▸ **Task to carry out**: For each line below that includes the word "faire", make a copy.

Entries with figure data
......
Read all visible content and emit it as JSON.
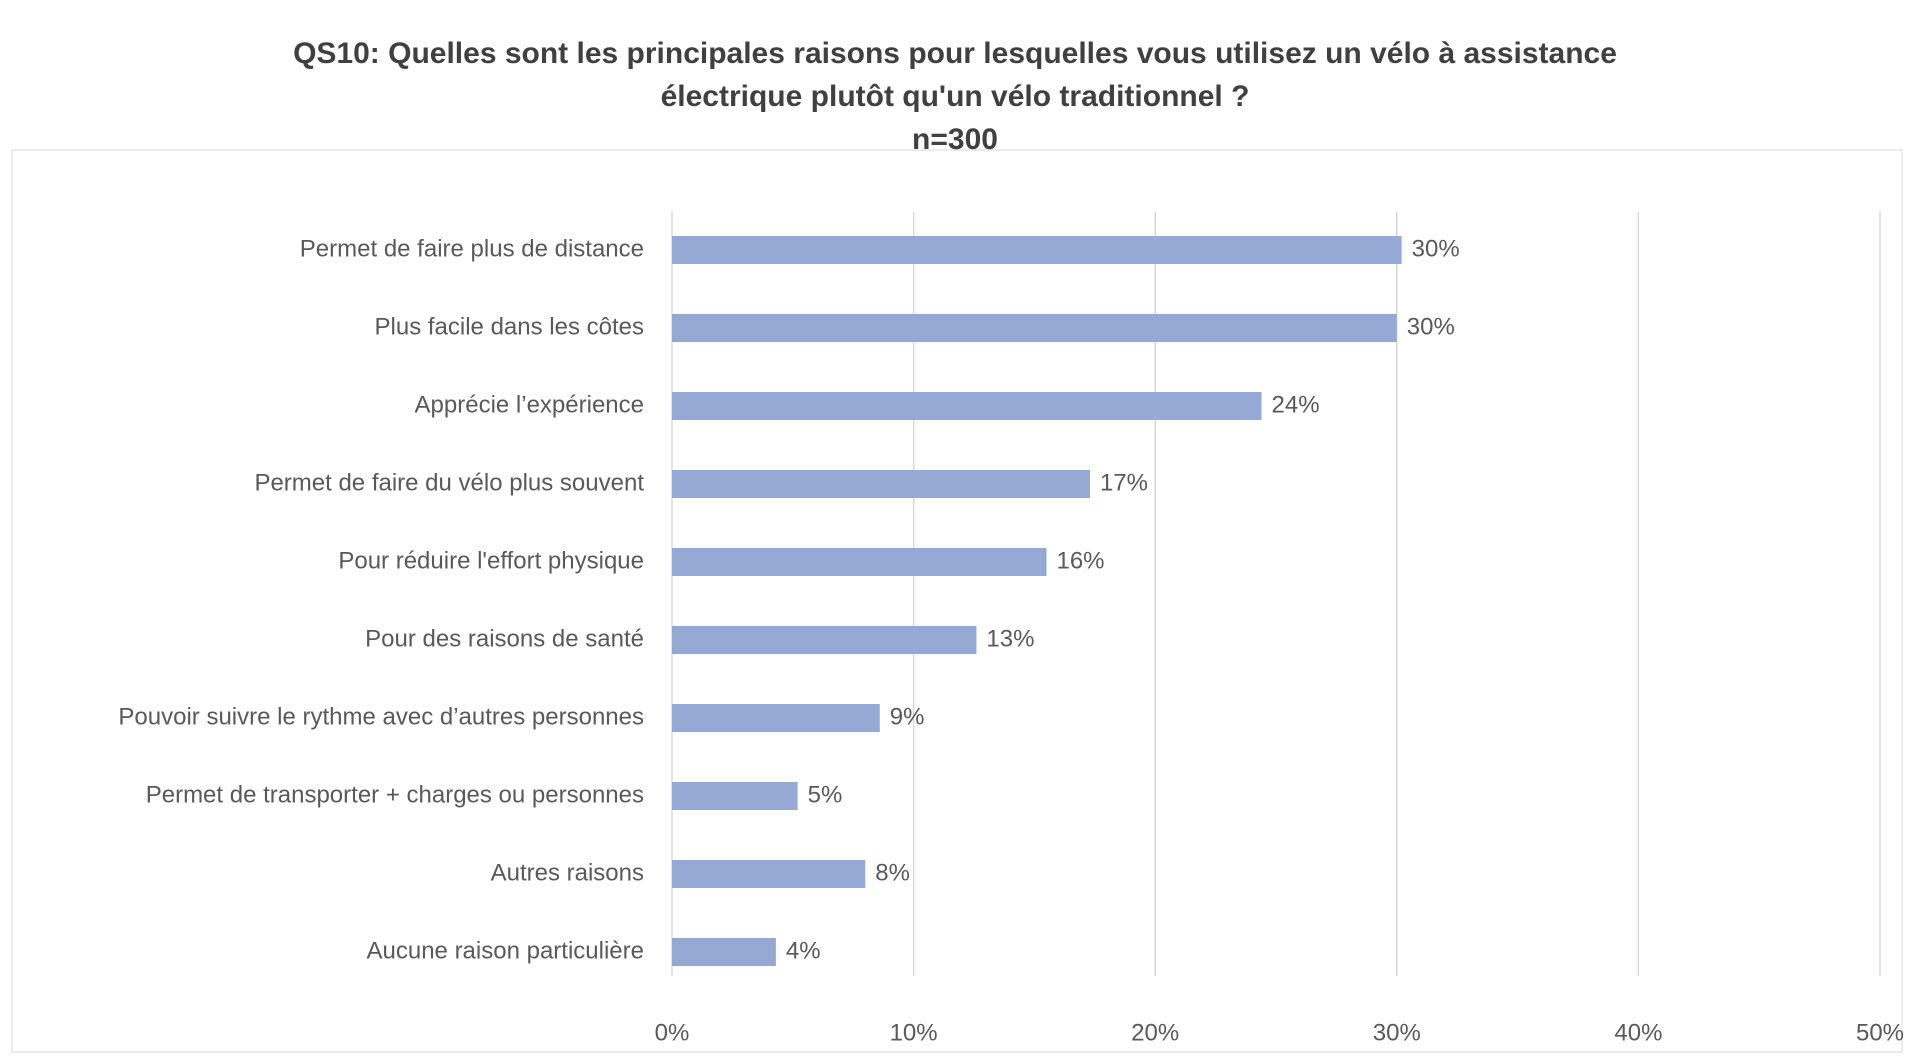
{
  "chart_data": {
    "type": "bar",
    "orientation": "horizontal",
    "title": [
      "QS10: Quelles sont les principales raisons pour lesquelles vous utilisez un vélo à assistance",
      "électrique plutôt qu'un vélo traditionnel ?"
    ],
    "subtitle": "n=300",
    "categories": [
      "Permet de faire plus de distance",
      "Plus facile dans les côtes",
      "Apprécie l’expérience",
      "Permet de faire du vélo plus souvent",
      "Pour réduire l'effort physique",
      "Pour des raisons de santé",
      "Pouvoir suivre le rythme avec d’autres personnes",
      "Permet de transporter +  charges ou personnes",
      "Autres raisons",
      "Aucune raison particulière"
    ],
    "values": [
      30.2,
      30.0,
      24.4,
      17.3,
      15.5,
      12.6,
      8.6,
      5.2,
      8.0,
      4.3
    ],
    "value_labels": [
      "30%",
      "30%",
      "24%",
      "17%",
      "16%",
      "13%",
      "9%",
      "5%",
      "8%",
      "4%"
    ],
    "color": "#94a9d3",
    "xlim": [
      0,
      50
    ],
    "xticks": [
      {
        "value": 0,
        "label": "0%"
      },
      {
        "value": 10,
        "label": "10%"
      },
      {
        "value": 20,
        "label": "20%"
      },
      {
        "value": 30,
        "label": "30%"
      },
      {
        "value": 40,
        "label": "40%"
      },
      {
        "value": 50,
        "label": "50%"
      }
    ],
    "grid": true
  }
}
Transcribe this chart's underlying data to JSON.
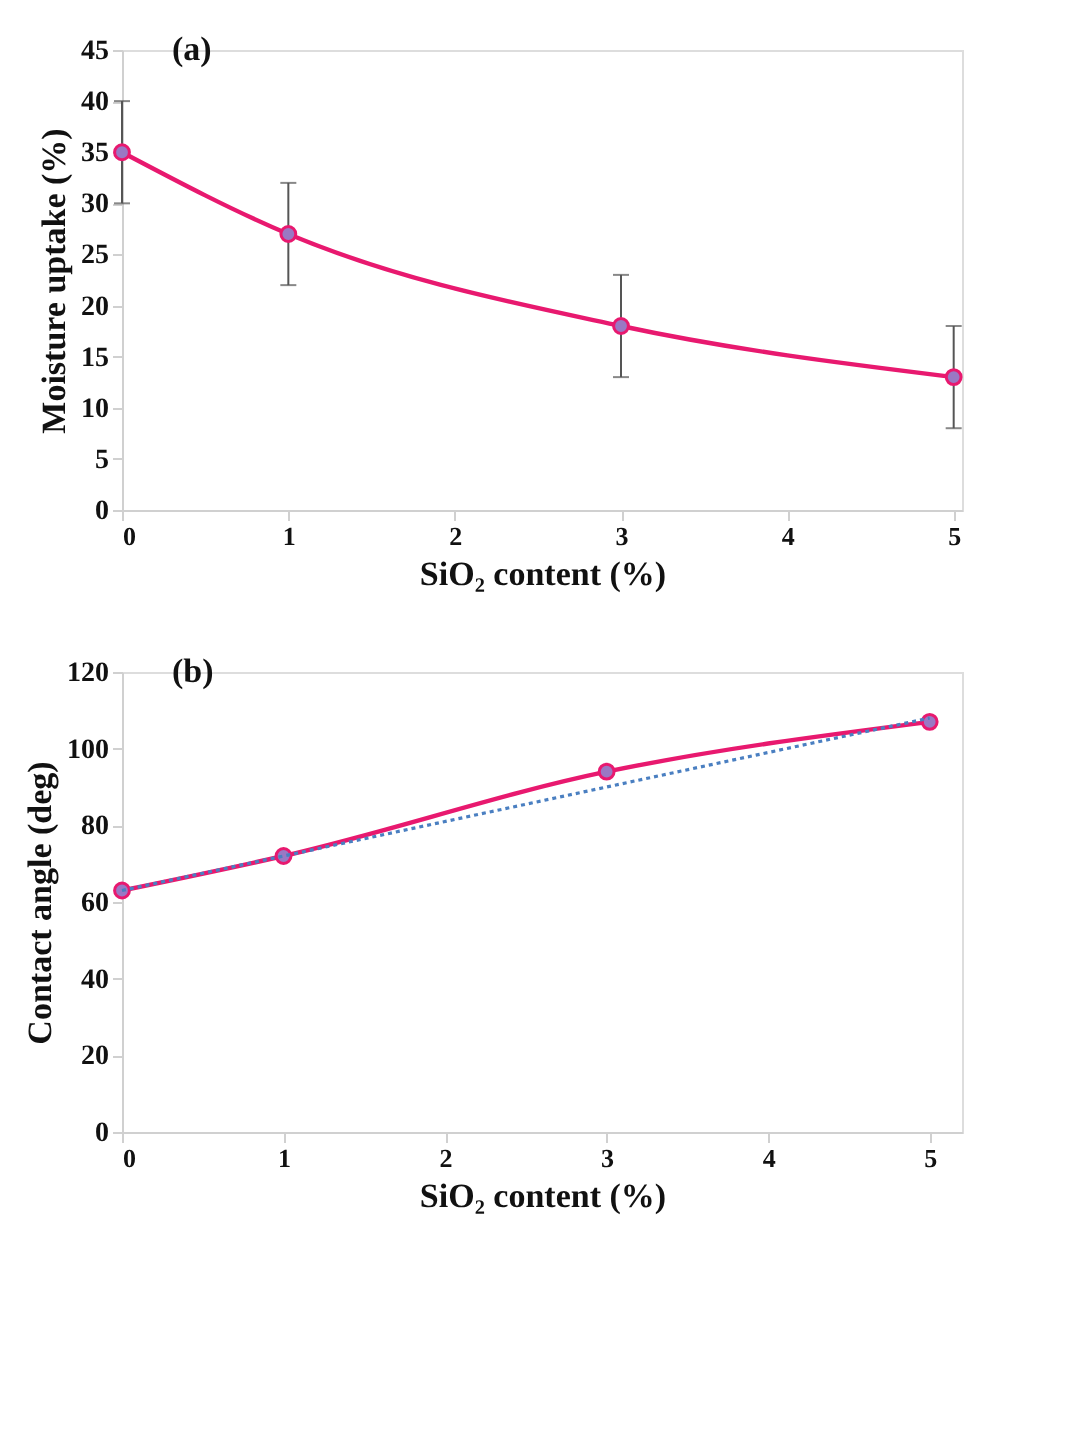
{
  "chart_data": [
    {
      "type": "line",
      "title": "(a)",
      "xlabel": "SiO₂ content (%)",
      "ylabel": "Moisture uptake (%)",
      "x": [
        0,
        1,
        3,
        5
      ],
      "series": [
        {
          "color": "#e8196f",
          "values": [
            35,
            27,
            18,
            13
          ],
          "errors": [
            5,
            5,
            5,
            5
          ]
        }
      ],
      "xlim": [
        0,
        5.05
      ],
      "xticks": [
        0,
        1,
        2,
        3,
        4,
        5
      ],
      "ylim": [
        0,
        45
      ],
      "yticks": [
        0,
        5,
        10,
        15,
        20,
        25,
        30,
        35,
        40,
        45
      ],
      "marker": "circle",
      "line_style": "solid",
      "grid": false
    },
    {
      "type": "line",
      "title": "(b)",
      "xlabel": "SiO₂ content (%)",
      "ylabel": "Contact angle (deg)",
      "x": [
        0,
        1,
        3,
        5
      ],
      "series": [
        {
          "color": "#e8196f",
          "values": [
            63,
            72,
            94,
            107
          ]
        },
        {
          "type": "line",
          "color": "#4a7fc1",
          "x": [
            0,
            5
          ],
          "values": [
            63,
            108
          ],
          "line_style": "dotted",
          "marker": "none"
        }
      ],
      "xlim": [
        0,
        5.2
      ],
      "xticks": [
        0,
        1,
        2,
        3,
        4,
        5
      ],
      "ylim": [
        0,
        120
      ],
      "yticks": [
        0,
        20,
        40,
        60,
        80,
        100,
        120
      ],
      "marker": "circle",
      "line_style": "solid",
      "grid": false
    }
  ]
}
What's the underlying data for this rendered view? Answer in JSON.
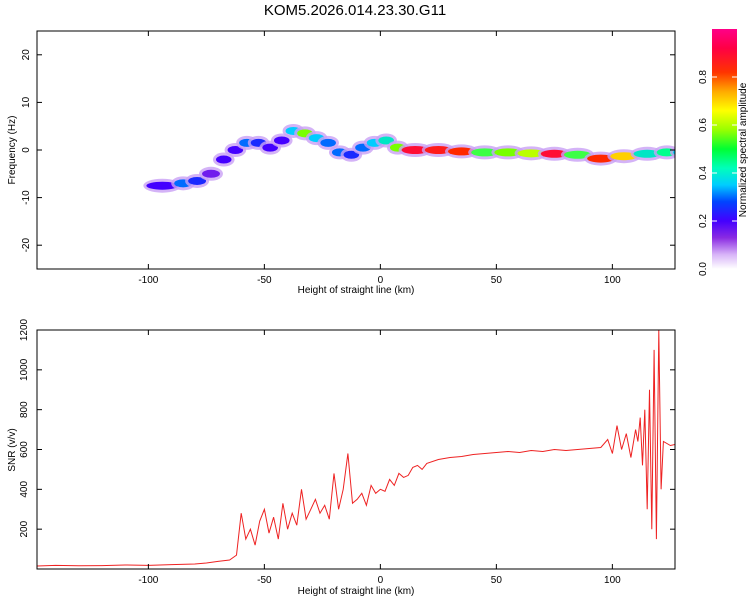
{
  "title": "KOM5.2026.014.23.30.G11",
  "chart_data": [
    {
      "type": "heatmap",
      "xlabel": "Height of straight line (km)",
      "ylabel": "Frequency (Hz)",
      "xlim": [
        -148,
        127
      ],
      "ylim": [
        -25,
        25
      ],
      "xticks": [
        -100,
        -50,
        0,
        50,
        100
      ],
      "xtick_labels": [
        "-100",
        "-50",
        "0",
        "50",
        "100"
      ],
      "yticks": [
        -20,
        -10,
        0,
        10,
        20
      ],
      "ytick_labels": [
        "-20",
        "-10",
        "0",
        "10",
        "20"
      ],
      "colorbar": {
        "label": "Normalized spectral amplitude",
        "range": [
          0,
          1
        ],
        "ticks": [
          0.0,
          0.2,
          0.4,
          0.6,
          0.8
        ],
        "tick_labels": [
          "0.0",
          "0.2",
          "0.4",
          "0.6",
          "0.8"
        ]
      },
      "ridge": {
        "x": [
          -100,
          -88,
          -82,
          -76,
          -70,
          -65,
          -60,
          -55,
          -50,
          -45,
          -40,
          -35,
          -30,
          -25,
          -20,
          -15,
          -10,
          -5,
          0,
          5,
          10,
          20,
          30,
          40,
          50,
          60,
          70,
          80,
          90,
          100,
          110,
          120,
          127
        ],
        "freq": [
          -7.5,
          -7,
          -6.5,
          -5,
          -2,
          0,
          1.5,
          1.5,
          0.5,
          2,
          4,
          3.5,
          2.5,
          1.5,
          -0.5,
          -1,
          0.5,
          1.5,
          2,
          0.5,
          0,
          0,
          -0.3,
          -0.5,
          -0.5,
          -0.7,
          -0.8,
          -1,
          -1.8,
          -1.3,
          -0.8,
          -0.5,
          -0.5
        ],
        "amplitude": [
          0.2,
          0.3,
          0.25,
          0.15,
          0.2,
          0.2,
          0.3,
          0.25,
          0.2,
          0.2,
          0.35,
          0.55,
          0.35,
          0.3,
          0.3,
          0.25,
          0.3,
          0.35,
          0.4,
          0.55,
          0.95,
          0.9,
          0.85,
          0.5,
          0.55,
          0.6,
          0.95,
          0.5,
          0.85,
          0.7,
          0.4,
          0.45,
          0.35
        ]
      }
    },
    {
      "type": "line",
      "xlabel": "Height of straight line (km)",
      "ylabel": "SNR (v/v)",
      "xlim": [
        -148,
        127
      ],
      "ylim": [
        0,
        1200
      ],
      "xticks": [
        -100,
        -50,
        0,
        50,
        100
      ],
      "xtick_labels": [
        "-100",
        "-50",
        "0",
        "50",
        "100"
      ],
      "yticks": [
        200,
        400,
        600,
        800,
        1000,
        1200
      ],
      "ytick_labels": [
        "200",
        "400",
        "600",
        "800",
        "1000",
        "1200"
      ],
      "series": [
        {
          "name": "SNR",
          "color": "#ee2222",
          "x": [
            -148,
            -140,
            -130,
            -120,
            -110,
            -100,
            -90,
            -80,
            -75,
            -70,
            -65,
            -62,
            -60,
            -58,
            -56,
            -54,
            -52,
            -50,
            -48,
            -46,
            -44,
            -42,
            -40,
            -38,
            -36,
            -34,
            -32,
            -30,
            -28,
            -26,
            -24,
            -22,
            -20,
            -18,
            -16,
            -14,
            -12,
            -10,
            -8,
            -6,
            -4,
            -2,
            0,
            2,
            4,
            6,
            8,
            10,
            12,
            14,
            16,
            18,
            20,
            25,
            30,
            35,
            40,
            45,
            50,
            55,
            60,
            65,
            70,
            75,
            80,
            85,
            90,
            95,
            98,
            100,
            102,
            104,
            106,
            108,
            110,
            111,
            112,
            113,
            114,
            115,
            116,
            117,
            118,
            119,
            120,
            121,
            122,
            125,
            127
          ],
          "y": [
            15,
            18,
            16,
            17,
            20,
            18,
            22,
            25,
            30,
            38,
            45,
            70,
            280,
            150,
            200,
            120,
            240,
            300,
            180,
            260,
            150,
            330,
            200,
            280,
            220,
            400,
            250,
            300,
            350,
            280,
            320,
            250,
            480,
            300,
            400,
            580,
            330,
            350,
            380,
            320,
            420,
            380,
            400,
            390,
            450,
            420,
            480,
            460,
            470,
            510,
            520,
            500,
            530,
            550,
            560,
            565,
            575,
            580,
            585,
            590,
            585,
            595,
            590,
            600,
            595,
            600,
            605,
            610,
            650,
            580,
            720,
            600,
            680,
            560,
            700,
            640,
            760,
            520,
            800,
            300,
            900,
            200,
            1100,
            150,
            1200,
            400,
            640,
            620,
            625
          ]
        }
      ]
    }
  ]
}
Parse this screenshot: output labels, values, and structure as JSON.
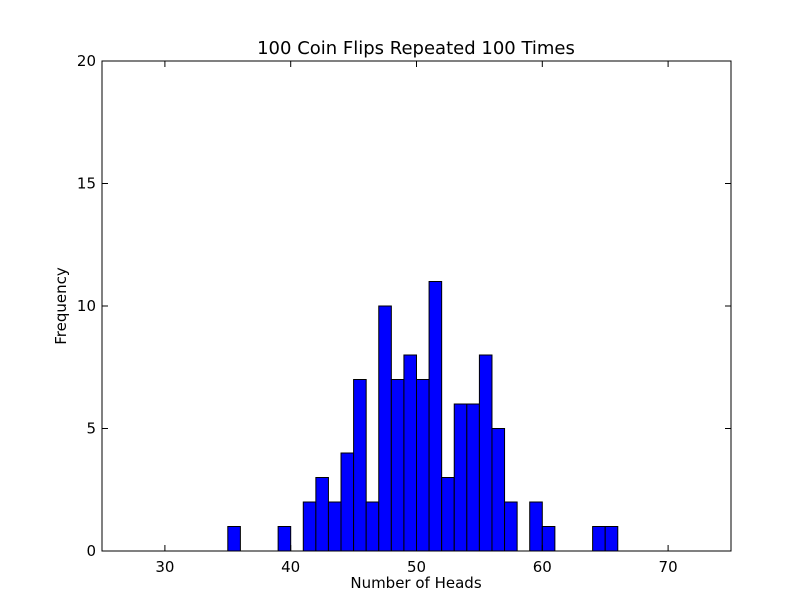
......
▸ **Exercise response**:
      "Permet de faire plus de distance",
      "Permet de faire du vélo plus souvent",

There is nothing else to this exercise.